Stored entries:
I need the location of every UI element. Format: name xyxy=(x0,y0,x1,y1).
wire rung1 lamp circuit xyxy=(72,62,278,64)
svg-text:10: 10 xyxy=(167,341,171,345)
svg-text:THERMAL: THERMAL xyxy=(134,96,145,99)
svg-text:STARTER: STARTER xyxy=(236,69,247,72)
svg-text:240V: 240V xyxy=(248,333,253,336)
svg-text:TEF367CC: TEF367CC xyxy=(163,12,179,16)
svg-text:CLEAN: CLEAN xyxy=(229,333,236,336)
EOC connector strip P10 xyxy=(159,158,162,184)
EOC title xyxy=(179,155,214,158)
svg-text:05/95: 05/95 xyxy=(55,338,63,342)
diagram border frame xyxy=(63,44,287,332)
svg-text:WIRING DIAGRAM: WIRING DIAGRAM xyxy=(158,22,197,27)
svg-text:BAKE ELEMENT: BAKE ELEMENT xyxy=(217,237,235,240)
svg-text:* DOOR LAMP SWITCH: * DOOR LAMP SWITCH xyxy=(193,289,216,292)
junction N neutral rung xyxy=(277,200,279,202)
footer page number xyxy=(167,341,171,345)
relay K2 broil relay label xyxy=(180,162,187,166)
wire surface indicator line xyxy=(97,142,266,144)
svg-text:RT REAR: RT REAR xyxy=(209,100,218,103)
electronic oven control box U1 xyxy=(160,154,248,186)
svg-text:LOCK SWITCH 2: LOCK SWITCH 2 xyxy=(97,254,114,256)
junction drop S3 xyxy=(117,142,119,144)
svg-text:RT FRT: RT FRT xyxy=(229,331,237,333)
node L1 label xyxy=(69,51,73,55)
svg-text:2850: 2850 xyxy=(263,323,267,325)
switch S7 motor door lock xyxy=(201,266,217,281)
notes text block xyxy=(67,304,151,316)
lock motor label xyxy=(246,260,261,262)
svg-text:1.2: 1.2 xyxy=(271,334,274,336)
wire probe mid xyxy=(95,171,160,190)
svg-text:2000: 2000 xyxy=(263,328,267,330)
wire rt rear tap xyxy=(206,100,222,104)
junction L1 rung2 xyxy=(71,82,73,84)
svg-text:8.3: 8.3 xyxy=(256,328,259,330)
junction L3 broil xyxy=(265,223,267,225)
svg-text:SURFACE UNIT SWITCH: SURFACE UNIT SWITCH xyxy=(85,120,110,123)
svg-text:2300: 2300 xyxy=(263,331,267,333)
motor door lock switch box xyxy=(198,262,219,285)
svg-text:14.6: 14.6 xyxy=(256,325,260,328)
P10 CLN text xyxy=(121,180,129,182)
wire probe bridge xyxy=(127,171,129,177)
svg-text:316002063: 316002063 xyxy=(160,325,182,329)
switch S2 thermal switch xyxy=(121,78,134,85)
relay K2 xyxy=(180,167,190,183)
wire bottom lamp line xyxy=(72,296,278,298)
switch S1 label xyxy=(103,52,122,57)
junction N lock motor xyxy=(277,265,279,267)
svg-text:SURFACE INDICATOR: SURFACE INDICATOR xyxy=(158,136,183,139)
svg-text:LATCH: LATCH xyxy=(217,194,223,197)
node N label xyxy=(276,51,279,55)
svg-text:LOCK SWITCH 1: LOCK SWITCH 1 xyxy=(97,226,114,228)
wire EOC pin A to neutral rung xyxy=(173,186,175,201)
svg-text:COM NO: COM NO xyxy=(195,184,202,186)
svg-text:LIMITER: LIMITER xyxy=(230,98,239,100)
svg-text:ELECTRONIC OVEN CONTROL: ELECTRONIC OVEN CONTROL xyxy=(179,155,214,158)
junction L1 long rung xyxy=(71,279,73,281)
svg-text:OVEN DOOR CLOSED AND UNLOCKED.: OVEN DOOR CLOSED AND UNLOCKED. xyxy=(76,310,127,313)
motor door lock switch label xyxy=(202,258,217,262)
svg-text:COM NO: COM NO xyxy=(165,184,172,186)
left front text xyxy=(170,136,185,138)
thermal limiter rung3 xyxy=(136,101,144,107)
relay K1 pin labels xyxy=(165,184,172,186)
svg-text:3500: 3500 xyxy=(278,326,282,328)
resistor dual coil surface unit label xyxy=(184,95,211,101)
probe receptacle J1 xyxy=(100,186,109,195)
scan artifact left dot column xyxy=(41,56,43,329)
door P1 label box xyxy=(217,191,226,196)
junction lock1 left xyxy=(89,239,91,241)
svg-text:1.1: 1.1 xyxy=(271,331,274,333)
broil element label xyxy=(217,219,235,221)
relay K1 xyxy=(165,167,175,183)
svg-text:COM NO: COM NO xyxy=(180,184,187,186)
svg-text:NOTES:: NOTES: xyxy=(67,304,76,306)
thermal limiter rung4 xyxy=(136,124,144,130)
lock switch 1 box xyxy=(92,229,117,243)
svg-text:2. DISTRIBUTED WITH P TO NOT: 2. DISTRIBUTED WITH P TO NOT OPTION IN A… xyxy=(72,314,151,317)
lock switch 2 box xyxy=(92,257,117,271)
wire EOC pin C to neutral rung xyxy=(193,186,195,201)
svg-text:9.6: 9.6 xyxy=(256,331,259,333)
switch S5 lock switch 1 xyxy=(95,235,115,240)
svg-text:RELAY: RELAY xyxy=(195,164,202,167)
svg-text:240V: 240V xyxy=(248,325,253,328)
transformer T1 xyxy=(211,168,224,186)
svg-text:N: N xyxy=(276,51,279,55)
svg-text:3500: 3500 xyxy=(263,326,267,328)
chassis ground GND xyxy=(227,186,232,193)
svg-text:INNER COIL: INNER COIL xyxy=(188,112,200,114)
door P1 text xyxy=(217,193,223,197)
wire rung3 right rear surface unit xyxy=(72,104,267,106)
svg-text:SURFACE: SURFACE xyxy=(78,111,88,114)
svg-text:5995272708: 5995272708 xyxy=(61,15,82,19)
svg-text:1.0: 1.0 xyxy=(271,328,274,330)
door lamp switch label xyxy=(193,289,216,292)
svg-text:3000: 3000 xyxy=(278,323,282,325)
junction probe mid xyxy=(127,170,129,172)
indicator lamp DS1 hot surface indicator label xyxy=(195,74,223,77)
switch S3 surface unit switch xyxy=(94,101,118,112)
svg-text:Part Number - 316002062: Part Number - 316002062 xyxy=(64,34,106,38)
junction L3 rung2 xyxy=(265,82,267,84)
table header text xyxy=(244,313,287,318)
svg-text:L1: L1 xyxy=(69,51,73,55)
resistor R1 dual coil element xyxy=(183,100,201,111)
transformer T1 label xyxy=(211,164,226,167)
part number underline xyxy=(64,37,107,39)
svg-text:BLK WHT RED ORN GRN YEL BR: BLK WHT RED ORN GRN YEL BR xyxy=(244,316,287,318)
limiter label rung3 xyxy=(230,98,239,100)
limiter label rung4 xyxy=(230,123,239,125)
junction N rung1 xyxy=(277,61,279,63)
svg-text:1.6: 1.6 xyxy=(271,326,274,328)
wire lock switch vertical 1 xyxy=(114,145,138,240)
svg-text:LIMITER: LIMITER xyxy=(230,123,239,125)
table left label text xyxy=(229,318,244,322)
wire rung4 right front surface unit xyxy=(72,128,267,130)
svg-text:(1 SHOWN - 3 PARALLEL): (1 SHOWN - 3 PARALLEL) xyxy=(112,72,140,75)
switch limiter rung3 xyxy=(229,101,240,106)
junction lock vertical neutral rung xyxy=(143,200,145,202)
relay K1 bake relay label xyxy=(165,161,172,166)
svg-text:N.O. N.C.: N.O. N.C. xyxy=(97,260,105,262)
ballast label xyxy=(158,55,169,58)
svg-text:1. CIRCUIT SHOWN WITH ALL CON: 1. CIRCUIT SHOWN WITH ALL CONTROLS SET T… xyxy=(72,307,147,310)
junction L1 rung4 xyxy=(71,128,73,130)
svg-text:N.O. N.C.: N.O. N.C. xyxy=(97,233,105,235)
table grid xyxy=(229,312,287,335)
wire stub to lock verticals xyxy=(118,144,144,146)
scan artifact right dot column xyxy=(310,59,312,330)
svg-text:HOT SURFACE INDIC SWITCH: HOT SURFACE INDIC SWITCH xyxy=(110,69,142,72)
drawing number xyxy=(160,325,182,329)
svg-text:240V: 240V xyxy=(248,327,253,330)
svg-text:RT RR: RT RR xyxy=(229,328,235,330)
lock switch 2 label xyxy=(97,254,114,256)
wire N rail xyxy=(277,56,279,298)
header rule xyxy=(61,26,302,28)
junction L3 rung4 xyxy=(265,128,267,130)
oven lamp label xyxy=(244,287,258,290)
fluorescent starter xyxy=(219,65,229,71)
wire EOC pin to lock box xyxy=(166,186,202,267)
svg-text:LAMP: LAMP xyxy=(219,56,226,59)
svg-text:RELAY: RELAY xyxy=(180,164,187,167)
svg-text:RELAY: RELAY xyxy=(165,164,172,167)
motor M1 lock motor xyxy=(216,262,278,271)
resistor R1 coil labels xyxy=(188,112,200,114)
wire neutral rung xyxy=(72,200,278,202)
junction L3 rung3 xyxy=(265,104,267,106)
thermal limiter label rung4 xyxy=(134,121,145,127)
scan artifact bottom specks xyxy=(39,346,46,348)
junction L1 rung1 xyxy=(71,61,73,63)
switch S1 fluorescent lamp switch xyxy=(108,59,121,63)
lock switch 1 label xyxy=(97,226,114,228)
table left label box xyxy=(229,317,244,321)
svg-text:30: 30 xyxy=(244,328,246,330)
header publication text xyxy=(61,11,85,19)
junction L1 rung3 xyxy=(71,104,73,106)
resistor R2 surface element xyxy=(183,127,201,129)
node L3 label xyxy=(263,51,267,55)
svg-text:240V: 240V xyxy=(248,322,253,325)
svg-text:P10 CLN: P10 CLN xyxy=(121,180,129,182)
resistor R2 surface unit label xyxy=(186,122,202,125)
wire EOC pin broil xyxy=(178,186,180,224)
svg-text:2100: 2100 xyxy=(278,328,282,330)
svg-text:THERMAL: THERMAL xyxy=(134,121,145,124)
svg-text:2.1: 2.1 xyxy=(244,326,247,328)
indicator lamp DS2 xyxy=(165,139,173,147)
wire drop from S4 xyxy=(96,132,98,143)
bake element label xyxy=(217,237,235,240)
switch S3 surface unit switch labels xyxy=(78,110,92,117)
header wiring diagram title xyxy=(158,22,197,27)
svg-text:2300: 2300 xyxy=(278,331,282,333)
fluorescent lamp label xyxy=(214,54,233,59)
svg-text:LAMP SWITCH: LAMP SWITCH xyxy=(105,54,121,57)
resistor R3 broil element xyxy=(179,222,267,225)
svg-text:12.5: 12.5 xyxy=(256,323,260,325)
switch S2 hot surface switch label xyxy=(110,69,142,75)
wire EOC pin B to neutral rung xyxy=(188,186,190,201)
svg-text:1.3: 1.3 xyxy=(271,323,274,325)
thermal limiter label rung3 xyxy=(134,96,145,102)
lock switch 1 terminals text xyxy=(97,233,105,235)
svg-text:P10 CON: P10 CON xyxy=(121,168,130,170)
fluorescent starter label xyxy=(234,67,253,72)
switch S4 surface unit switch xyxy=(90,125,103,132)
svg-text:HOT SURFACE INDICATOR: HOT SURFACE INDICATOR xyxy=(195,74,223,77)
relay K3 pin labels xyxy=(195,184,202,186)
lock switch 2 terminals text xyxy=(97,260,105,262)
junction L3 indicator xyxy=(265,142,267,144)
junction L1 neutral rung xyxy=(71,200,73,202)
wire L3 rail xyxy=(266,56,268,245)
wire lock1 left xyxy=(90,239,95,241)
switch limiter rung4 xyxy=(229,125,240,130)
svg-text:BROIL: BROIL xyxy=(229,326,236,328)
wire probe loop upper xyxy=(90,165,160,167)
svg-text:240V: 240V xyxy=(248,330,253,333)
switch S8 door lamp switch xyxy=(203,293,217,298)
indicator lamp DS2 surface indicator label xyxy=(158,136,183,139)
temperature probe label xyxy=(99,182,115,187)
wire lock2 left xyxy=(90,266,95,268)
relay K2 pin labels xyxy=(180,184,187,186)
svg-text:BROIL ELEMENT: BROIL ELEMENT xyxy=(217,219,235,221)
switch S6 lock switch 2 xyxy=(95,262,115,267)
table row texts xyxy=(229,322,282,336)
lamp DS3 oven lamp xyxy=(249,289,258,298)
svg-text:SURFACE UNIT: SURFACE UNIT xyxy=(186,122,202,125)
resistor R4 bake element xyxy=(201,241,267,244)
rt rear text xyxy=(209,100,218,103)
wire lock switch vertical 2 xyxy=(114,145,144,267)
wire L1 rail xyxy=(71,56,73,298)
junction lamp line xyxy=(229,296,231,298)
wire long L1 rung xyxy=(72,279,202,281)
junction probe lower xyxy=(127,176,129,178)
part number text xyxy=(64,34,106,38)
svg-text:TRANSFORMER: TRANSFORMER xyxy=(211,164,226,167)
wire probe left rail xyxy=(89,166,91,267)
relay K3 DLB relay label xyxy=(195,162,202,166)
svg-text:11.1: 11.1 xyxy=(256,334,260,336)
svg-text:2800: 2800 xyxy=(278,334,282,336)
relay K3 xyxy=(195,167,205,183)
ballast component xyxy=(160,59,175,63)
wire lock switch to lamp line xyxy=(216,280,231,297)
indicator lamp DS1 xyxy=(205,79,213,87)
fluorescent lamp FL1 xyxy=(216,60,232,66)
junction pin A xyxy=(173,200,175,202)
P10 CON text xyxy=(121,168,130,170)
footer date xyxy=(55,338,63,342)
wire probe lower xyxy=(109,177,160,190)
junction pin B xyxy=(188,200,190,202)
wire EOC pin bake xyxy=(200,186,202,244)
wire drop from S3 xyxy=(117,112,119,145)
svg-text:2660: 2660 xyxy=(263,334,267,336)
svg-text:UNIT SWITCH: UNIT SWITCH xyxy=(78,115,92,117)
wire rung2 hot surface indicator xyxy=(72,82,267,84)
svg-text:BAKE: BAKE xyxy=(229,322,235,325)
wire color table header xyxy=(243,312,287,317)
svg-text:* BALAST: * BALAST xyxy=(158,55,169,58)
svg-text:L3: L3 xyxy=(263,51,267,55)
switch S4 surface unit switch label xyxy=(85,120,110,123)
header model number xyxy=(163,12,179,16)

What to work on:
Print the lines from the beginning of the records down to the line holding "svg-text:BAKE ELEMENT: BAKE", including that line, exactly as they are.

The response:
I need the location of every UI element. Format: name xyxy=(x0,y0,x1,y1).
wire rung1 lamp circuit xyxy=(72,62,278,64)
svg-text:10: 10 xyxy=(167,341,171,345)
svg-text:THERMAL: THERMAL xyxy=(134,96,145,99)
svg-text:STARTER: STARTER xyxy=(236,69,247,72)
svg-text:240V: 240V xyxy=(248,333,253,336)
svg-text:TEF367CC: TEF367CC xyxy=(163,12,179,16)
svg-text:CLEAN: CLEAN xyxy=(229,333,236,336)
EOC connector strip P10 xyxy=(159,158,162,184)
EOC title xyxy=(179,155,214,158)
svg-text:05/95: 05/95 xyxy=(55,338,63,342)
diagram border frame xyxy=(63,44,287,332)
svg-text:WIRING DIAGRAM: WIRING DIAGRAM xyxy=(158,22,197,27)
svg-text:BAKE ELEMENT: BAKE ELEMENT xyxy=(217,237,235,240)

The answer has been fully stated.